━━━ DATA TO PROCESS

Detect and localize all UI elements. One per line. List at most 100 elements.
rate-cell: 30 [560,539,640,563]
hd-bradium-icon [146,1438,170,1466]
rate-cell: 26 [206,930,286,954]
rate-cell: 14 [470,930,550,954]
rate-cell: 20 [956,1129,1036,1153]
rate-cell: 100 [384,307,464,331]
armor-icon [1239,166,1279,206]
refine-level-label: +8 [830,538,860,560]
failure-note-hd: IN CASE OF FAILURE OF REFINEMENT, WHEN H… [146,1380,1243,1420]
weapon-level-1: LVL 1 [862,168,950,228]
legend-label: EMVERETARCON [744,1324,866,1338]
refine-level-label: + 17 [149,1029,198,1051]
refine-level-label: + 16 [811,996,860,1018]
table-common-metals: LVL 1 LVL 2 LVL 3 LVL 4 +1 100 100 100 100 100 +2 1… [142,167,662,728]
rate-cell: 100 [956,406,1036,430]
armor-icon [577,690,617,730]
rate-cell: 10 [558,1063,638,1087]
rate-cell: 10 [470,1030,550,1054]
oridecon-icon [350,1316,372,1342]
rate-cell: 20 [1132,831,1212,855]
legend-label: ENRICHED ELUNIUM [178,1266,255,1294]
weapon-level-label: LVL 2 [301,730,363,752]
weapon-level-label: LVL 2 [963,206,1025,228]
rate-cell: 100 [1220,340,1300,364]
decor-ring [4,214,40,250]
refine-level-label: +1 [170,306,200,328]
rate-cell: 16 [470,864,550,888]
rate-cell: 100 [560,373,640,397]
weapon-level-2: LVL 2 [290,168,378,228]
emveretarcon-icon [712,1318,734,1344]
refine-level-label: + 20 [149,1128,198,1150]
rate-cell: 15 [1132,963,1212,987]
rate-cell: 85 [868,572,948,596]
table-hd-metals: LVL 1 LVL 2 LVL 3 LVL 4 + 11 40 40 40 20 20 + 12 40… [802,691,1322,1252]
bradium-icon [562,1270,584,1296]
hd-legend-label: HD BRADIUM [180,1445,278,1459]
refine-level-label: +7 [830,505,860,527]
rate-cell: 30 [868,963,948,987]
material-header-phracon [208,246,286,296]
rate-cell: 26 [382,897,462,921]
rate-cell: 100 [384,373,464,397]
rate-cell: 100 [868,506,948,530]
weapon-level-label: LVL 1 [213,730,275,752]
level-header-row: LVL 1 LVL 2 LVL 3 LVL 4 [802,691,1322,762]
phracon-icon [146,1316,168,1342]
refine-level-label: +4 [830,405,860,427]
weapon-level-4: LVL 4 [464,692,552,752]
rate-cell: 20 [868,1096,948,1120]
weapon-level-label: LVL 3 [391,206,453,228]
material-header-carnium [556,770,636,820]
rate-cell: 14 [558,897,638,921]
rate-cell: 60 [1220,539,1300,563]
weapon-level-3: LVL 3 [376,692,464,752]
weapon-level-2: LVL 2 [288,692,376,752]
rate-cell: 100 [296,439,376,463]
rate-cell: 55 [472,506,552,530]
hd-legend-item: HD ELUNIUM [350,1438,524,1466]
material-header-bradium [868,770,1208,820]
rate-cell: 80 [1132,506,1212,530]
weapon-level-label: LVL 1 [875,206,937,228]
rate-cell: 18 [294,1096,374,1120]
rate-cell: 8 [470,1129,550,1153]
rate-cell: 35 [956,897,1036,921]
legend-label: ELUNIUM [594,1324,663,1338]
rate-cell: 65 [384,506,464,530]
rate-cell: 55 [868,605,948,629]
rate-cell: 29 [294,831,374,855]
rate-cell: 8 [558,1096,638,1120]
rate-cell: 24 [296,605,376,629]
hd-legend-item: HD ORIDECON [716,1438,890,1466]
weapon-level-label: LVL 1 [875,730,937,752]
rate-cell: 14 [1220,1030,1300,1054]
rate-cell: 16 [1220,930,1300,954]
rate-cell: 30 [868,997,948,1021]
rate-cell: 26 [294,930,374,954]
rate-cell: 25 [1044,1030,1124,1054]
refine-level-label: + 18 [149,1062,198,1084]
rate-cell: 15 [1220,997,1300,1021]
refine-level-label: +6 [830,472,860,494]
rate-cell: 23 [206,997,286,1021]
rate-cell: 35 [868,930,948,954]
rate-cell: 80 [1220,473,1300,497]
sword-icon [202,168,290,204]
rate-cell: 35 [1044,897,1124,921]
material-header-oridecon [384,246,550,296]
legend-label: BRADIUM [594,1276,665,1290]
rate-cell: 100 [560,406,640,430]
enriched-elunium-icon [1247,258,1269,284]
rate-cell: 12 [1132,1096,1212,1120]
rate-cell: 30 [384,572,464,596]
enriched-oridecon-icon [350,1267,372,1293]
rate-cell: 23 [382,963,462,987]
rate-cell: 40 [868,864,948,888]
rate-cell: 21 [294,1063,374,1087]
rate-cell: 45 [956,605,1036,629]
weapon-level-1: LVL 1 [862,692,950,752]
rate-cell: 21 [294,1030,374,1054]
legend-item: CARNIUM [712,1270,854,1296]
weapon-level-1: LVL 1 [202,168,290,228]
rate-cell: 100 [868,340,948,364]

━━━━━━

TASK TO COMPLETE — Change every "refine-level-label" in the rows above to "refinement-level-label", leaving the rest of each row unchanged.

ANSWER TO THIS PROBLEM —
Detect and localize all UI elements. One per line. List at most 100 elements.
rate-cell: 30 [560,539,640,563]
hd-bradium-icon [146,1438,170,1466]
rate-cell: 26 [206,930,286,954]
rate-cell: 14 [470,930,550,954]
rate-cell: 20 [956,1129,1036,1153]
rate-cell: 100 [384,307,464,331]
armor-icon [1239,166,1279,206]
refinement-level-label: +8 [830,538,860,560]
failure-note-hd: IN CASE OF FAILURE OF REFINEMENT, WHEN H… [146,1380,1243,1420]
weapon-level-1: LVL 1 [862,168,950,228]
legend-label: EMVERETARCON [744,1324,866,1338]
refinement-level-label: + 17 [149,1029,198,1051]
refinement-level-label: + 16 [811,996,860,1018]
table-common-metals: LVL 1 LVL 2 LVL 3 LVL 4 +1 100 100 100 100 100 +2 1… [142,167,662,728]
rate-cell: 100 [956,406,1036,430]
armor-icon [577,690,617,730]
rate-cell: 10 [558,1063,638,1087]
rate-cell: 10 [470,1030,550,1054]
oridecon-icon [350,1316,372,1342]
rate-cell: 20 [1132,831,1212,855]
legend-label: ENRICHED ELUNIUM [178,1266,255,1294]
weapon-level-label: LVL 2 [301,730,363,752]
weapon-level-label: LVL 2 [963,206,1025,228]
rate-cell: 100 [1220,340,1300,364]
decor-ring [4,214,40,250]
refinement-level-label: +1 [170,306,200,328]
rate-cell: 16 [470,864,550,888]
rate-cell: 100 [560,373,640,397]
weapon-level-2: LVL 2 [290,168,378,228]
emveretarcon-icon [712,1318,734,1344]
refinement-level-label: + 20 [149,1128,198,1150]
rate-cell: 15 [1132,963,1212,987]
rate-cell: 85 [868,572,948,596]
table-hd-metals: LVL 1 LVL 2 LVL 3 LVL 4 + 11 40 40 40 20 20 + 12 40… [802,691,1322,1252]
bradium-icon [562,1270,584,1296]
hd-legend-label: HD BRADIUM [180,1445,278,1459]
refinement-level-label: +7 [830,505,860,527]
rate-cell: 30 [868,963,948,987]
material-header-phracon [208,246,286,296]
rate-cell: 26 [382,897,462,921]
rate-cell: 100 [384,373,464,397]
rate-cell: 100 [868,506,948,530]
weapon-level-label: LVL 1 [213,730,275,752]
level-header-row: LVL 1 LVL 2 LVL 3 LVL 4 [802,691,1322,762]
phracon-icon [146,1316,168,1342]
refinement-level-label: +4 [830,405,860,427]
weapon-level-4: LVL 4 [464,692,552,752]
rate-cell: 20 [868,1096,948,1120]
weapon-level-label: LVL 3 [391,206,453,228]
material-header-carnium [556,770,636,820]
rate-cell: 14 [558,897,638,921]
rate-cell: 60 [1220,539,1300,563]
weapon-level-3: LVL 3 [376,692,464,752]
weapon-level-2: LVL 2 [288,692,376,752]
rate-cell: 100 [296,439,376,463]
rate-cell: 55 [472,506,552,530]
hd-legend-item: HD ELUNIUM [350,1438,524,1466]
material-header-bradium [868,770,1208,820]
rate-cell: 80 [1132,506,1212,530]
weapon-level-label: LVL 1 [875,206,937,228]
rate-cell: 18 [294,1096,374,1120]
rate-cell: 8 [470,1129,550,1153]
rate-cell: 35 [956,897,1036,921]
legend-label: ELUNIUM [594,1324,663,1338]
rate-cell: 65 [384,506,464,530]
rate-cell: 55 [868,605,948,629]
rate-cell: 29 [294,831,374,855]
rate-cell: 8 [558,1096,638,1120]
rate-cell: 24 [296,605,376,629]
hd-legend-item: HD ORIDECON [716,1438,890,1466]
weapon-level-label: LVL 1 [875,730,937,752]
rate-cell: 14 [1220,1030,1300,1054]
rate-cell: 16 [1220,930,1300,954]
rate-cell: 30 [868,997,948,1021]
rate-cell: 26 [294,930,374,954]
rate-cell: 25 [1044,1030,1124,1054]
refinement-level-label: + 18 [149,1062,198,1084]
rate-cell: 15 [1220,997,1300,1021]
refinement-level-label: +6 [830,472,860,494]
rate-cell: 23 [206,997,286,1021]
rate-cell: 35 [868,930,948,954]
rate-cell: 80 [1220,473,1300,497]
sword-icon [202,168,290,204]
rate-cell: 35 [1044,897,1124,921]
material-header-oridecon [384,246,550,296]
legend-label: BRADIUM [594,1276,665,1290]
rate-cell: 100 [560,406,640,430]
enriched-elunium-icon [1247,258,1269,284]
rate-cell: 12 [1132,1096,1212,1120]
rate-cell: 30 [384,572,464,596]
enriched-oridecon-icon [350,1267,372,1293]
rate-cell: 23 [382,963,462,987]
rate-cell: 40 [868,864,948,888]
rate-cell: 21 [294,1063,374,1087]
rate-cell: 45 [956,605,1036,629]
weapon-level-1: LVL 1 [862,692,950,752]
rate-cell: 21 [294,1030,374,1054]
legend-item: CARNIUM [712,1270,854,1296]
weapon-level-1: LVL 1 [202,168,290,228]
rate-cell: 100 [868,340,948,364]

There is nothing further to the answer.